Stored entries
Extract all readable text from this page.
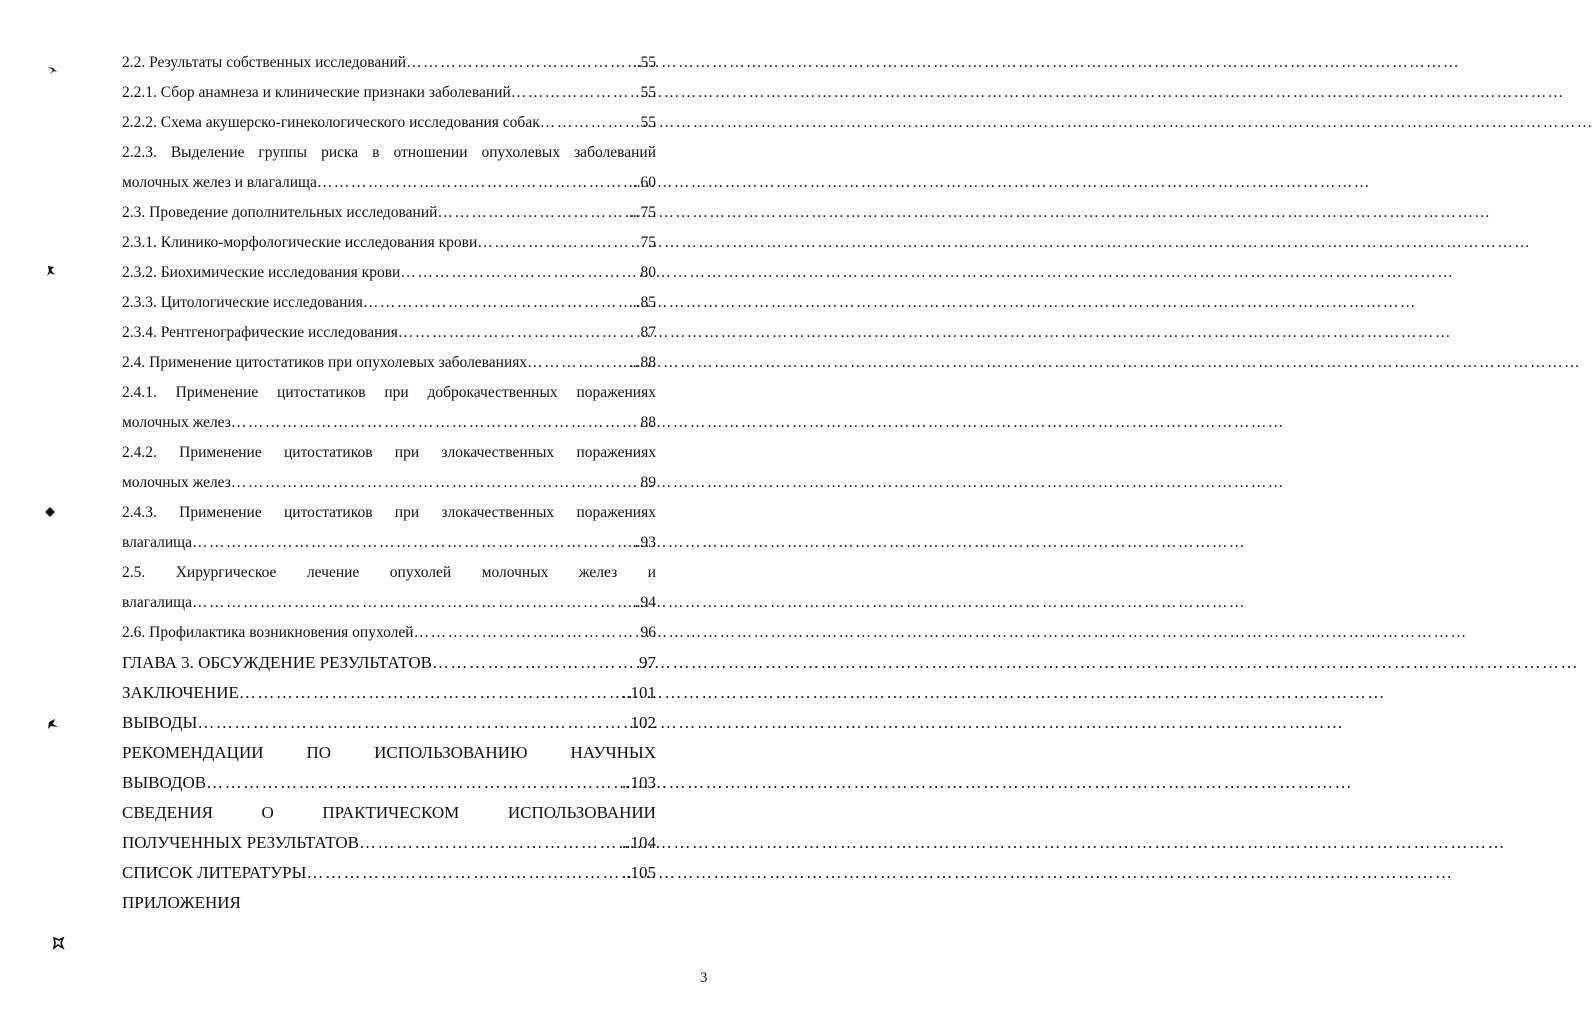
2.2. Результаты собственных исследований ……………………………………………………………………………………………………………………………………………………………………	..55
2.2.1. Сбор анамнеза и клинические признаки заболеваний ……………………………………………………………………………………………………………………………………………………………………	55
2.2.2. Схема акушерско-гинекологического исследования собак ……………………………………………………………………………………………………………………………………………………………………	55
2.2.3. Выделение группы риска в отношении опухолевых заболеваний
молочных желез и влагалища ……………………………………………………………………………………………………………………………………………………………………	..60
2.3. Проведение дополнительных исследований ……………………………………………………………………………………………………………………………………………………………………	...75
2.3.1. Клинико-морфологические исследования крови ……………………………………………………………………………………………………………………………………………………………………	75
2.3.2. Биохимические исследования крови ……………………………………………………………………………………………………………………………………………………………………	80
2.3.3. Цитологические исследования ……………………………………………………………………………………………………………………………………………………………………	..85
2.3.4. Рентгенографические исследования ……………………………………………………………………………………………………………………………………………………………………	87
2.4. Применение цитостатиков при опухолевых заболеваниях ……………………………………………………………………………………………………………………………………………………………………	...88
2.4.1. Применение цитостатиков при доброкачественных поражениях
молочных желез ……………………………………………………………………………………………………………………………………………………………………	88
2.4.2. Применение цитостатиков при злокачественных поражениях
молочных желез ……………………………………………………………………………………………………………………………………………………………………	89
2.4.3. Применение цитостатиков при злокачественных поражениях
влагалища ……………………………………………………………………………………………………………………………………………………………………	..93
2.5. Хирургическое лечение опухолей молочных желез и
влагалища ……………………………………………………………………………………………………………………………………………………………………	..94
2.6. Профилактика возникновения опухолей ……………………………………………………………………………………………………………………………………………………………………	96
ГЛАВА 3. ОБСУЖДЕНИЕ РЕЗУЛЬТАТОВ ……………………………………………………………………………………………………………………………………………………………………	97
ЗАКЛЮЧЕНИЕ ……………………………………………………………………………………………………………………………………………………………………	..101
ВЫВОДЫ ……………………………………………………………………………………………………………………………………………………………………	102
РЕКОМЕНДАЦИИ	ПО	ИСПОЛЬЗОВАНИЮ	НАУЧНЫХ
ВЫВОДОВ ……………………………………………………………………………………………………………………………………………………………………	..103
СВЕДЕНИЯ	О	ПРАКТИЧЕСКОМ	ИСПОЛЬЗОВАНИИ
ПОЛУЧЕННЫХ РЕЗУЛЬТАТОВ ……………………………………………………………………………………………………………………………………………………………………	..104
СПИСОК ЛИТЕРАТУРЫ ……………………………………………………………………………………………………………………………………………………………………	..105
ПРИЛОЖЕНИЯ
3
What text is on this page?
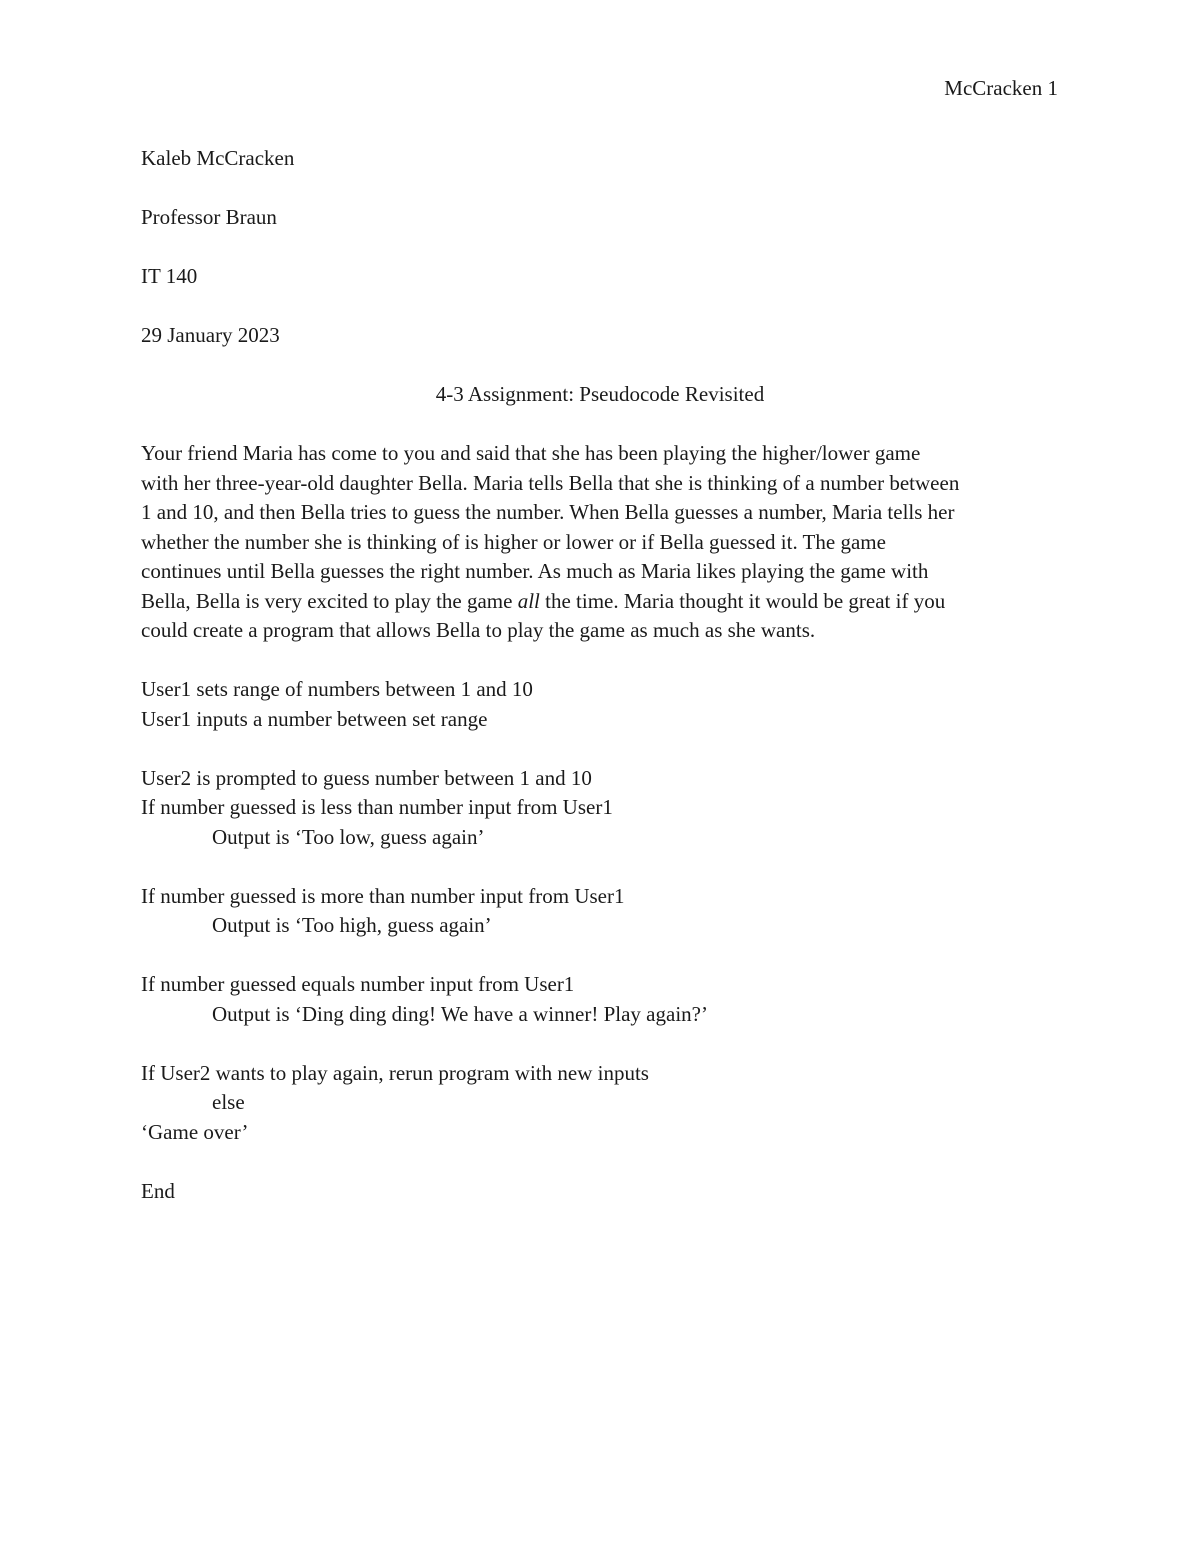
McCracken 1
Kaleb McCracken
Professor Braun
IT 140
29 January 2023
4-3 Assignment: Pseudocode Revisited
Your friend Maria has come to you and said that she has been playing the higher/lower game
with her three-year-old daughter Bella. Maria tells Bella that she is thinking of a number between
1 and 10, and then Bella tries to guess the number. When Bella guesses a number, Maria tells her
whether the number she is thinking of is higher or lower or if Bella guessed it. The game
continues until Bella guesses the right number. As much as Maria likes playing the game with
Bella, Bella is very excited to play the game all the time. Maria thought it would be great if you
could create a program that allows Bella to play the game as much as she wants.
User1 sets range of numbers between 1 and 10
User1 inputs a number between set range
User2 is prompted to guess number between 1 and 10
If number guessed is less than number input from User1
Output is ‘Too low, guess again’
If number guessed is more than number input from User1
Output is ‘Too high, guess again’
If number guessed equals number input from User1
Output is ‘Ding ding ding! We have a winner! Play again?’
If User2 wants to play again, rerun program with new inputs
else
‘Game over’
End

**Goal**.
Reproduce the entries exactly. Do not carry over any picture.

**Solution for this exercise**.
Extract all readable text from this page.
2.2. Результаты собственных исследований ……………………………………………………………………………………………………………………………………………………………………	..55
2.2.1. Сбор анамнеза и клинические признаки заболеваний ……………………………………………………………………………………………………………………………………………………………………	55
2.2.2. Схема акушерско-гинекологического исследования собак ……………………………………………………………………………………………………………………………………………………………………	55
2.2.3. Выделение группы риска в отношении опухолевых заболеваний
молочных желез и влагалища ……………………………………………………………………………………………………………………………………………………………………	..60
2.3. Проведение дополнительных исследований ……………………………………………………………………………………………………………………………………………………………………	...75
2.3.1. Клинико-морфологические исследования крови ……………………………………………………………………………………………………………………………………………………………………	75
2.3.2. Биохимические исследования крови ……………………………………………………………………………………………………………………………………………………………………	80
2.3.3. Цитологические исследования ……………………………………………………………………………………………………………………………………………………………………	..85
2.3.4. Рентгенографические исследования ……………………………………………………………………………………………………………………………………………………………………	87
2.4. Применение цитостатиков при опухолевых заболеваниях ……………………………………………………………………………………………………………………………………………………………………	...88
2.4.1. Применение цитостатиков при доброкачественных поражениях
молочных желез ……………………………………………………………………………………………………………………………………………………………………	88
2.4.2. Применение цитостатиков при злокачественных поражениях
молочных желез ……………………………………………………………………………………………………………………………………………………………………	89
2.4.3. Применение цитостатиков при злокачественных поражениях
влагалища ……………………………………………………………………………………………………………………………………………………………………	..93
2.5. Хирургическое лечение опухолей молочных желез и
влагалища ……………………………………………………………………………………………………………………………………………………………………	..94
2.6. Профилактика возникновения опухолей ……………………………………………………………………………………………………………………………………………………………………	96
ГЛАВА 3. ОБСУЖДЕНИЕ РЕЗУЛЬТАТОВ ……………………………………………………………………………………………………………………………………………………………………	97
ЗАКЛЮЧЕНИЕ ……………………………………………………………………………………………………………………………………………………………………	..101
ВЫВОДЫ ……………………………………………………………………………………………………………………………………………………………………	102
РЕКОМЕНДАЦИИ	ПО	ИСПОЛЬЗОВАНИЮ	НАУЧНЫХ
ВЫВОДОВ ……………………………………………………………………………………………………………………………………………………………………	..103
СВЕДЕНИЯ	О	ПРАКТИЧЕСКОМ	ИСПОЛЬЗОВАНИИ
ПОЛУЧЕННЫХ РЕЗУЛЬТАТОВ ……………………………………………………………………………………………………………………………………………………………………	..104
СПИСОК ЛИТЕРАТУРЫ ……………………………………………………………………………………………………………………………………………………………………	..105
ПРИЛОЖЕНИЯ
3
What text is on this page?
McCracken 1
Kaleb McCracken
Professor Braun
IT 140
29 January 2023
4-3 Assignment: Pseudocode Revisited
Your friend Maria has come to you and said that she has been playing the higher/lower game
with her three-year-old daughter Bella. Maria tells Bella that she is thinking of a number between
1 and 10, and then Bella tries to guess the number. When Bella guesses a number, Maria tells her
whether the number she is thinking of is higher or lower or if Bella guessed it. The game
continues until Bella guesses the right number. As much as Maria likes playing the game with
Bella, Bella is very excited to play the game all the time. Maria thought it would be great if you
could create a program that allows Bella to play the game as much as she wants.
User1 sets range of numbers between 1 and 10
User1 inputs a number between set range
User2 is prompted to guess number between 1 and 10
If number guessed is less than number input from User1
Output is ‘Too low, guess again’
If number guessed is more than number input from User1
Output is ‘Too high, guess again’
If number guessed equals number input from User1
Output is ‘Ding ding ding! We have a winner! Play again?’
If User2 wants to play again, rerun program with new inputs
else
‘Game over’
End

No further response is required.